> [TASK REQUIREMENTS]:
Leave out any pictures and transcribe all other data below exactly.
▼
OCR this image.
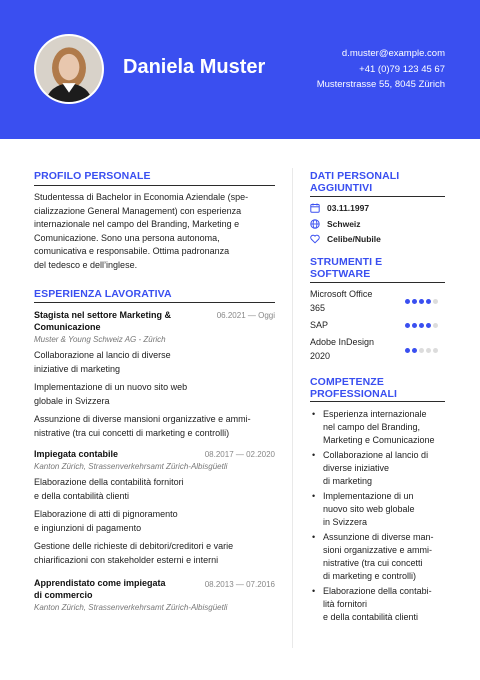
Daniela Muster
d.muster@example.com
+41 (0)79 123 45 67
Musterstrasse 55, 8045 Zürich
PROFILO PERSONALE
Studentessa di Bachelor in Economia Aziendale (spe-
cializzazione General Management) con esperienza
internazionale nel campo del Branding, Marketing e
Comunicazione. Sono una persona autonoma,
comunicativa e responsabile. Ottima padronanza
del tedesco e dell’inglese.
ESPERIENZA LAVORATIVA
Stagista nel settore Marketing &
Comunicazione
06.2021 — Oggi
Muster & Young Schweiz AG - Zürich
Collaborazione al lancio di diverse
iniziative di marketing
Implementazione di un nuovo sito web
globale in Svizzera
Assunzione di diverse mansioni organizzative e ammi-
nistrative (tra cui concetti di marketing e controlli)
Impiegata contabile	08.2017 — 02.2020
Kanton Zürich, Strassenverkehrsamt Zürich-Albisgüetli
Elaborazione della contabilità fornitori
e della contabilità clienti
Elaborazione di atti di pignoramento
e ingiunzioni di pagamento
Gestione delle richieste di debitori/creditori e varie
chiarificazioni con stakeholder esterni e interni
Apprendistato come impiegata
di commercio
08.2013 — 07.2016
Kanton Zürich, Strassenverkehrsamt Zürich-Albisgüetli
DATI PERSONALI
AGGIUNTIVI
03.11.1997
Schweiz
Celibe/Nubile
STRUMENTI E
SOFTWARE
Microsoft Office
365
SAP
Adobe InDesign
2020
COMPETENZE
PROFESSIONALI
• Esperienza internazionale
nel campo del Branding,
Marketing e Comunicazione
• Collaborazione al lancio di
diverse iniziative
di marketing
• Implementazione di un
nuovo sito web globale
in Svizzera
• Assunzione di diverse man-
sioni organizzative e ammi-
nistrative (tra cui concetti
di marketing e controlli)
• Elaborazione della contabi-
lità fornitori
e della contabilità clienti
▲
> [FINAL ANSWER]:
OCR this image.
Daniela Muster
d.muster@example.com
+41 (0)79 123 45 67
Musterstrasse 55, 8045 Zürich
PROFILO PERSONALE
Studentessa di Bachelor in Economia Aziendale (spe-
cializzazione General Management) con esperienza
internazionale nel campo del Branding, Marketing e
Comunicazione. Sono una persona autonoma,
comunicativa e responsabile. Ottima padronanza
del tedesco e dell’inglese.
ESPERIENZA LAVORATIVA
Stagista nel settore Marketing &
Comunicazione
06.2021 — Oggi
Muster & Young Schweiz AG - Zürich
Collaborazione al lancio di diverse
iniziative di marketing
Implementazione di un nuovo sito web
globale in Svizzera
Assunzione di diverse mansioni organizzative e ammi-
nistrative (tra cui concetti di marketing e controlli)
Impiegata contabile	08.2017 — 02.2020
Kanton Zürich, Strassenverkehrsamt Zürich-Albisgüetli
Elaborazione della contabilità fornitori
e della contabilità clienti
Elaborazione di atti di pignoramento
e ingiunzioni di pagamento
Gestione delle richieste di debitori/creditori e varie
chiarificazioni con stakeholder esterni e interni
Apprendistato come impiegata
di commercio
08.2013 — 07.2016
Kanton Zürich, Strassenverkehrsamt Zürich-Albisgüetli
DATI PERSONALI
AGGIUNTIVI
03.11.1997
Schweiz
Celibe/Nubile
STRUMENTI E
SOFTWARE
Microsoft Office
365
SAP
Adobe InDesign
2020
COMPETENZE
PROFESSIONALI
• Esperienza internazionale
nel campo del Branding,
Marketing e Comunicazione
• Collaborazione al lancio di
diverse iniziative
di marketing
• Implementazione di un
nuovo sito web globale
in Svizzera
• Assunzione di diverse man-
sioni organizzative e ammi-
nistrative (tra cui concetti
di marketing e controlli)
• Elaborazione della contabi-
lità fornitori
e della contabilità clienti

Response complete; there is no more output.